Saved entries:
* * *
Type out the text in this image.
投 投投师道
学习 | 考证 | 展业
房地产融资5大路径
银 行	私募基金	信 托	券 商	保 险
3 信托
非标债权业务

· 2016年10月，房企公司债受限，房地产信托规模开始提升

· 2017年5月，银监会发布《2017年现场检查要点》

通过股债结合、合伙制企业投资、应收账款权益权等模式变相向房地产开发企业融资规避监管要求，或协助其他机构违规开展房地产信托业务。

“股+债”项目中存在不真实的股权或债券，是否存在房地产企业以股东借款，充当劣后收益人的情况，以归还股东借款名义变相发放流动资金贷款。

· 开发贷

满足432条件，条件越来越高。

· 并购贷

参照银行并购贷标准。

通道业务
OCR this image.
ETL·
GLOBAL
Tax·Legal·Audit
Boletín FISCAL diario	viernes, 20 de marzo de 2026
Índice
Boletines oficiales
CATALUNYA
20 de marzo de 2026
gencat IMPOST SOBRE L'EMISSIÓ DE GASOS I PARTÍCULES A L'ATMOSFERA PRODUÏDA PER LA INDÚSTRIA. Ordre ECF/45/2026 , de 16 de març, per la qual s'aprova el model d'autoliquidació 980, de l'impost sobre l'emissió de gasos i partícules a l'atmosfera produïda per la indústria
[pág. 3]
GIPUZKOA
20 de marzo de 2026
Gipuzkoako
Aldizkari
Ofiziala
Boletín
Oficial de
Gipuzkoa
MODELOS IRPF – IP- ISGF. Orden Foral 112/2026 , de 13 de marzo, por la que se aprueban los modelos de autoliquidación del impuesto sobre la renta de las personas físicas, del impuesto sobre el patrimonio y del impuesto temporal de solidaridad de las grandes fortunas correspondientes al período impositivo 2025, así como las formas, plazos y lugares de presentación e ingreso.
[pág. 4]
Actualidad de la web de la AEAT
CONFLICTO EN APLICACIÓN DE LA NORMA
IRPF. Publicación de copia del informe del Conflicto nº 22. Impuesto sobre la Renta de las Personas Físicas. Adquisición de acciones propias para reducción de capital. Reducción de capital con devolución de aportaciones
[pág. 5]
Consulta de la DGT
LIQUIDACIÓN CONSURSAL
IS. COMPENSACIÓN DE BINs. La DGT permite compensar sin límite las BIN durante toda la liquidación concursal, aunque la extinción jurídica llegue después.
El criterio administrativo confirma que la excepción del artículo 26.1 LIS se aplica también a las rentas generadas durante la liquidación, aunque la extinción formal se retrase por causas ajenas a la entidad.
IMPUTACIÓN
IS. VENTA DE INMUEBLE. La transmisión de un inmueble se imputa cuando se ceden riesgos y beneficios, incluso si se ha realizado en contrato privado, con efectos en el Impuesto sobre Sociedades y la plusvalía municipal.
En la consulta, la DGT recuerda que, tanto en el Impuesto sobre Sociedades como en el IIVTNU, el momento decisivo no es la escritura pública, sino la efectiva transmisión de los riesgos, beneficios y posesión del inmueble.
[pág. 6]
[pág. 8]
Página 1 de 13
* * *
* [The task] All of the records must be repeated exactly.

* [Expected answer]
Type out the text in this image.
投 投投师道
学习 | 考证 | 展业
房地产融资5大路径
银 行	私募基金	信 托	券 商	保 险
3 信托
非标债权业务

· 2016年10月，房企公司债受限，房地产信托规模开始提升

· 2017年5月，银监会发布《2017年现场检查要点》

通过股债结合、合伙制企业投资、应收账款权益权等模式变相向房地产开发企业融资规避监管要求，或协助其他机构违规开展房地产信托业务。

“股+债”项目中存在不真实的股权或债券，是否存在房地产企业以股东借款，充当劣后收益人的情况，以归还股东借款名义变相发放流动资金贷款。

· 开发贷

满足432条件，条件越来越高。

· 并购贷

参照银行并购贷标准。

通道业务
OCR this image.
ETL·
GLOBAL
Tax·Legal·Audit
Boletín FISCAL diario	viernes, 20 de marzo de 2026
Índice
Boletines oficiales
CATALUNYA
20 de marzo de 2026
gencat IMPOST SOBRE L'EMISSIÓ DE GASOS I PARTÍCULES A L'ATMOSFERA PRODUÏDA PER LA INDÚSTRIA. Ordre ECF/45/2026 , de 16 de març, per la qual s'aprova el model d'autoliquidació 980, de l'impost sobre l'emissió de gasos i partícules a l'atmosfera produïda per la indústria
[pág. 3]
GIPUZKOA
20 de marzo de 2026
Gipuzkoako
Aldizkari
Ofiziala
Boletín
Oficial de
Gipuzkoa
MODELOS IRPF – IP- ISGF. Orden Foral 112/2026 , de 13 de marzo, por la que se aprueban los modelos de autoliquidación del impuesto sobre la renta de las personas físicas, del impuesto sobre el patrimonio y del impuesto temporal de solidaridad de las grandes fortunas correspondientes al período impositivo 2025, así como las formas, plazos y lugares de presentación e ingreso.
[pág. 4]
Actualidad de la web de la AEAT
CONFLICTO EN APLICACIÓN DE LA NORMA
IRPF. Publicación de copia del informe del Conflicto nº 22. Impuesto sobre la Renta de las Personas Físicas. Adquisición de acciones propias para reducción de capital. Reducción de capital con devolución de aportaciones
[pág. 5]
Consulta de la DGT
LIQUIDACIÓN CONSURSAL
IS. COMPENSACIÓN DE BINs. La DGT permite compensar sin límite las BIN durante toda la liquidación concursal, aunque la extinción jurídica llegue después.
El criterio administrativo confirma que la excepción del artículo 26.1 LIS se aplica también a las rentas generadas durante la liquidación, aunque la extinción formal se retrase por causas ajenas a la entidad.
IMPUTACIÓN
IS. VENTA DE INMUEBLE. La transmisión de un inmueble se imputa cuando se ceden riesgos y beneficios, incluso si se ha realizado en contrato privado, con efectos en el Impuesto sobre Sociedades y la plusvalía municipal.
En la consulta, la DGT recuerda que, tanto en el Impuesto sobre Sociedades como en el IIVTNU, el momento decisivo no es la escritura pública, sino la efectiva transmisión de los riesgos, beneficios y posesión del inmueble.
[pág. 6]
[pág. 8]
Página 1 de 13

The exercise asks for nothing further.